--- Texto proporcionado ---
════════════════

Solemnidad de Pentecostés | Misa de la Vigilia

DOMINGO DE PENTECOSTÉS
Solemnidad

Misa de la vigilia

Esta misa se dice en la tarde del sábado, antes o después de las primeras Vísperas del domingo de Pentecostés.

Antífona de entrada  (Cf. Rom 5, 5; 8, 11)
El amor de Dios ha sido derramado en nuestros corazones por el Espíritu Santo que habita en nosotros. Aleluya.

Se dice Gloria

Oración colecta 
Dios todopoderoso y eterno, que has querido que el Misterio pascual se actualizase bajo el signo sagrado de los cincuenta días, haz que los pueblos dispersos en la diversidad de lenguas se congreguen, por los dones del cielo, en la única confesión de tu nombre. Por nuestro Señor Jesucristo tu hijo, que vive y reina contigo en la unidad del Espíritu Santo y es Dios por los siglos de los siglos.

════════════════

--- Filas proporcionadas ---
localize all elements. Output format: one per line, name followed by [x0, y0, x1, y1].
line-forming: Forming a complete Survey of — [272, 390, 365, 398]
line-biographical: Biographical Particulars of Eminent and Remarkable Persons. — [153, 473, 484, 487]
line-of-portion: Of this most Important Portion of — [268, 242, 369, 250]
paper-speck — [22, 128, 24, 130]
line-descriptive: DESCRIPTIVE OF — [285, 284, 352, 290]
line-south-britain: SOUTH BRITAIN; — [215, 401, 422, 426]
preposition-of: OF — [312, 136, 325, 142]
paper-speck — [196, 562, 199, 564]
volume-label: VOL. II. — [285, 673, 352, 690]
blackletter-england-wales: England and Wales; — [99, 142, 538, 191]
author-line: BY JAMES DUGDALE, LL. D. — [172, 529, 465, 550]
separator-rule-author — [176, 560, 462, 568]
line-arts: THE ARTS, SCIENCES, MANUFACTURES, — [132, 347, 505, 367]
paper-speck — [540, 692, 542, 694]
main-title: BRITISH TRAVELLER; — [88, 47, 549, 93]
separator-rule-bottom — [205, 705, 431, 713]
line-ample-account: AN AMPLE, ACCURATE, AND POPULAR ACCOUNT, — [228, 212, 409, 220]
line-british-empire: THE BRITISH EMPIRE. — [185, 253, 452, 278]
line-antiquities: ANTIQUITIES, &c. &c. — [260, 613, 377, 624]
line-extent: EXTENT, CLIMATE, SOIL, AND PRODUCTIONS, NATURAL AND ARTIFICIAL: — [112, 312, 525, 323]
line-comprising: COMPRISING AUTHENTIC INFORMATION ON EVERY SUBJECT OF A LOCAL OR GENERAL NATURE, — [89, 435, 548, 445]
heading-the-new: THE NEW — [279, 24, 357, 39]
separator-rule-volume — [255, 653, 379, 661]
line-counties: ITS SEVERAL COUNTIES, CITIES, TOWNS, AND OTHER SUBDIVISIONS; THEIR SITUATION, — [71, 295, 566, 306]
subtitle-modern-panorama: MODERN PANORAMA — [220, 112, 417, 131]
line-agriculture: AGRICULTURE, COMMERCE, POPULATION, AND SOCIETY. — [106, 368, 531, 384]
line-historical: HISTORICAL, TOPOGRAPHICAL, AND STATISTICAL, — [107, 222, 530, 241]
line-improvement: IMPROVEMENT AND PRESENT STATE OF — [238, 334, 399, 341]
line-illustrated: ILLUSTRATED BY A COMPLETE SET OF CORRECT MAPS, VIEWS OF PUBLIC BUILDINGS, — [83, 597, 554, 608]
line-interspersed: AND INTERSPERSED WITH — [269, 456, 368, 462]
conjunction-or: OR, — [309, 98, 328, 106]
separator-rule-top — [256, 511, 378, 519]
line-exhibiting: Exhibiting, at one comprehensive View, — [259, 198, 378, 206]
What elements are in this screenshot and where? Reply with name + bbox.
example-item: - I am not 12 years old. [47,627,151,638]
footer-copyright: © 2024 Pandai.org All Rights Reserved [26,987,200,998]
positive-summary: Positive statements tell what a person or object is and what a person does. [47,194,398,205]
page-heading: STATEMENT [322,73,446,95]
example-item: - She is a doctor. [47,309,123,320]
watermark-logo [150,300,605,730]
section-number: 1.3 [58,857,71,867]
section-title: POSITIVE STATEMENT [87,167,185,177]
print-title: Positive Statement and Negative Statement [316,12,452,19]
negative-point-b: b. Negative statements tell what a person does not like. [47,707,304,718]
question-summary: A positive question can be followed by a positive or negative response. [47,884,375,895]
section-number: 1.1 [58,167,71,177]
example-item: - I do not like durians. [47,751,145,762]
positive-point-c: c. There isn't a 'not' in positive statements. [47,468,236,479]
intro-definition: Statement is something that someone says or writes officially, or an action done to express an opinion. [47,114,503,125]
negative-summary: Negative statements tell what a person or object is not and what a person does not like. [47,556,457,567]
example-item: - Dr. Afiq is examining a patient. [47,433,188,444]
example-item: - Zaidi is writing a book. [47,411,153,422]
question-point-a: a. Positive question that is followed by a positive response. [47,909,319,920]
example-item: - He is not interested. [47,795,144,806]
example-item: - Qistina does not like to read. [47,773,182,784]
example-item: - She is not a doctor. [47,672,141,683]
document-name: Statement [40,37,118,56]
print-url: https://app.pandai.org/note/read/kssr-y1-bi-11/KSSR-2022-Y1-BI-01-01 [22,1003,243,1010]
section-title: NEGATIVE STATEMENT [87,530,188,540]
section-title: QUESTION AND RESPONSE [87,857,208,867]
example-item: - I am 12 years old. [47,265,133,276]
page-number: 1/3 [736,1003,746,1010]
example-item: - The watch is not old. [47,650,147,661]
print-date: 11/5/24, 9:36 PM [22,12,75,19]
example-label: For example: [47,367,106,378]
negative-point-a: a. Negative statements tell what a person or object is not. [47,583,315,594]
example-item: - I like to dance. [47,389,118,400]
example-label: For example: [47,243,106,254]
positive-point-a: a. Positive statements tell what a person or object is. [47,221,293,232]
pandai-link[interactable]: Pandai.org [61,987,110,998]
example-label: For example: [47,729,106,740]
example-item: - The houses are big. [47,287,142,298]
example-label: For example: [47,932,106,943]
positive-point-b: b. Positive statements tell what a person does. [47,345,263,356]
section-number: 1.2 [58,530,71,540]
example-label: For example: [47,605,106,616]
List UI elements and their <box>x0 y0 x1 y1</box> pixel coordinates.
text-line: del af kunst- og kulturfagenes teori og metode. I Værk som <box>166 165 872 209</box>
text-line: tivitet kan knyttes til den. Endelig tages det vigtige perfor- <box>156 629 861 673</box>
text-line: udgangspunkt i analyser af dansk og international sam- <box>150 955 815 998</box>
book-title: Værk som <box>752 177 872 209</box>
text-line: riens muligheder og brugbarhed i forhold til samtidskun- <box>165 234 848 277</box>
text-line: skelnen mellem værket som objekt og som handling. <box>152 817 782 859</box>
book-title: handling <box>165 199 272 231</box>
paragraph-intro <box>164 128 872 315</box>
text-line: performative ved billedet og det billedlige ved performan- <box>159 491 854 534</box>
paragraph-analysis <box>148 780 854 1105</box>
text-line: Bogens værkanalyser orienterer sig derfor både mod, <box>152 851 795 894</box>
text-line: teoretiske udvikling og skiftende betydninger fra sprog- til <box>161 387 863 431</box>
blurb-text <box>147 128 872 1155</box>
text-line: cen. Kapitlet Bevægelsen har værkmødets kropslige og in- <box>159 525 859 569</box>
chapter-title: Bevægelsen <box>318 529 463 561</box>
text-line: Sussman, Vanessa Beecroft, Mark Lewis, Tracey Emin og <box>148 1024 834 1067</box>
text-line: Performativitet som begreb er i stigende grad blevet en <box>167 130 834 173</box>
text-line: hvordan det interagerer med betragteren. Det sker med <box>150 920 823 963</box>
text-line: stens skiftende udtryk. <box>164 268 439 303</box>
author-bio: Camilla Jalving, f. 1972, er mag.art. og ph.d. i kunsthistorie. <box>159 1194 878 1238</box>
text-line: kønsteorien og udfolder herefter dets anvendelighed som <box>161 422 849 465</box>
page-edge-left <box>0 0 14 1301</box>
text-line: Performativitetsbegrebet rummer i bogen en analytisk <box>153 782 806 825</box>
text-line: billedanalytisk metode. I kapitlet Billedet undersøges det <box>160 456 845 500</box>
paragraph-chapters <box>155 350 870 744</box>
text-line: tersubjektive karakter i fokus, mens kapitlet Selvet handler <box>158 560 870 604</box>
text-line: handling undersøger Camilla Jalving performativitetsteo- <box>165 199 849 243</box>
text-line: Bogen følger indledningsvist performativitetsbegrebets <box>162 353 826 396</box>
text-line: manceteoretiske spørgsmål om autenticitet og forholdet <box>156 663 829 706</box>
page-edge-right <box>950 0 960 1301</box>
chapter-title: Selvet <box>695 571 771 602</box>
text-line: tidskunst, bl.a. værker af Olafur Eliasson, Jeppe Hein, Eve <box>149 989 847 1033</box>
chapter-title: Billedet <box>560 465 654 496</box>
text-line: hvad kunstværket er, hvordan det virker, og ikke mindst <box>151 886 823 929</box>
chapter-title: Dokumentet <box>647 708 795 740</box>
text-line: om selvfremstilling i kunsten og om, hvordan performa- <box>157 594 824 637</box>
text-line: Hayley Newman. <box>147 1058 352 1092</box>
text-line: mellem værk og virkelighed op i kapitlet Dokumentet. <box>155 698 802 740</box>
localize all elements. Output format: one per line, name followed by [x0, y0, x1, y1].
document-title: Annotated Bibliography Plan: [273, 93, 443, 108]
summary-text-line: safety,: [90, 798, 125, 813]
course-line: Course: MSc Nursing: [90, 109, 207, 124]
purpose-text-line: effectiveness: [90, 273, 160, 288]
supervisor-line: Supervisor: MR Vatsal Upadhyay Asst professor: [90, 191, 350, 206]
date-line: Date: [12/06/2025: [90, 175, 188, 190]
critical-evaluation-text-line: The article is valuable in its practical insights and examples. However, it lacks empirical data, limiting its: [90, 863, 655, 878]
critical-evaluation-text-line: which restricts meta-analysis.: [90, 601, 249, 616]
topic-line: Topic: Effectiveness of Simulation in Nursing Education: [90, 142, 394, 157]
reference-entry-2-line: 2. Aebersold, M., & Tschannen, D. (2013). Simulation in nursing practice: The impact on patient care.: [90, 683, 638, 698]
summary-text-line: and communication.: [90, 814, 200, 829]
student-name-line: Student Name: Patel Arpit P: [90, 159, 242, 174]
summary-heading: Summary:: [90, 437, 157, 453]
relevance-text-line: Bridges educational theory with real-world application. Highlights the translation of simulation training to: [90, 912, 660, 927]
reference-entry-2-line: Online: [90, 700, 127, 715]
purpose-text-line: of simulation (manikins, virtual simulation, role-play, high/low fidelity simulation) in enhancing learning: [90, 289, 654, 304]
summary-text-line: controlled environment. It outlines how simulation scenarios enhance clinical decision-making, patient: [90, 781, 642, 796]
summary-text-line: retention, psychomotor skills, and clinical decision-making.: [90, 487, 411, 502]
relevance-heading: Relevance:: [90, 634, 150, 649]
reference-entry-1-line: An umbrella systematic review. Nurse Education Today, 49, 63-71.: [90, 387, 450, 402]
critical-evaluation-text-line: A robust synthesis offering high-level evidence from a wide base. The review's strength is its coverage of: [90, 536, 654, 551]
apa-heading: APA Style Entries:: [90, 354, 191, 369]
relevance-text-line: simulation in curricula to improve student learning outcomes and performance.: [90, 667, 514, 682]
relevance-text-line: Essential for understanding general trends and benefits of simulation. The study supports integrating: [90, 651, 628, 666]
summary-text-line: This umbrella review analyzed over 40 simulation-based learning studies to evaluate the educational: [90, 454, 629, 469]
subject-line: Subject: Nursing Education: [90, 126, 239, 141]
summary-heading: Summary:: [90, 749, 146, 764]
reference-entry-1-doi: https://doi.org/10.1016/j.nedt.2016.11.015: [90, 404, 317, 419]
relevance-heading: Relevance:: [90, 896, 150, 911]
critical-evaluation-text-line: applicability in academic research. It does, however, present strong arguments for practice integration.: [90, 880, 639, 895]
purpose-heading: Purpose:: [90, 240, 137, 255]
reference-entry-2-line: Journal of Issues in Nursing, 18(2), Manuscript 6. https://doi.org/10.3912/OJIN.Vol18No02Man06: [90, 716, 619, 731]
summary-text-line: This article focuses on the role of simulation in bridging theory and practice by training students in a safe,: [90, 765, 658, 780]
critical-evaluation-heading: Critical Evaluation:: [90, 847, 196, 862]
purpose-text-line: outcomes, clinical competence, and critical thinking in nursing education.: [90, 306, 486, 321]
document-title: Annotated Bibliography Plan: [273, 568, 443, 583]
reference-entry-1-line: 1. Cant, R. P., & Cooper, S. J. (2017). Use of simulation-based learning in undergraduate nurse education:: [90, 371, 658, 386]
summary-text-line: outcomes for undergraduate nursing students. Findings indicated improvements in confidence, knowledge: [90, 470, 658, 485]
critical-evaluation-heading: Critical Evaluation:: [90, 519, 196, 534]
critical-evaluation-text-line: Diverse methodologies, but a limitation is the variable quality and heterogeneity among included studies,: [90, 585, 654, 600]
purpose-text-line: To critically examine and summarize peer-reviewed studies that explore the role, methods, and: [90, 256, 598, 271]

════════════════

--- Actividad ---
Continúa el texto sobre la misa de la vigilia de Pentecostés a partir del final de la oración colecta.

--- Resultado del ejercicio ---
O bien: 
Dios todopoderoso, brille sobre nosotros el resplandor de tu gloria y que tu luz fortalezca, con la iluminación del Espíritu Santo, los corazones de los renacidos por tu gracia. Por nuestro Señor Jesucristo tu hijo, que vive y reina contigo en la unidad del Espíritu Santo y es Dios por los siglos de los siglos.

Lecturas correspondientes al día de la solemnidad.

Se dice Credo.

Oración sobre las ofrendas 
Colma, Señor, estos dones con la acción santificadora de tu Espíritu, para que se manifiesta, por medio de ellos, aquel amor de tu Iglesia que hace brillar en todo el mundo la verdad del misterio de la salvación Por Jesucristo, nuestro Señor.

Prefacio propio (de la Misa del día)

Indicaciones para el uso de las plegarias eucarísticas I, II y III en la misma página del prefacio.

Antífona de comunión (Jn 7, 37) 
El último día de la fiesta, Jesús en pie gritó: «El que tenga sed, que venga a mí y beba». Aleluya.

Oración después de la comunión 
Estos dones que acabamos de recibir, Señor, nos sirvan de provecho, para que nos inflame el mismo Espíritu que infundiste de modo inefable en tus apóstoles. Por Jesucristo, nuestro Señor.

Se puede utilizar la fórmula de bendición solemne (n. 10).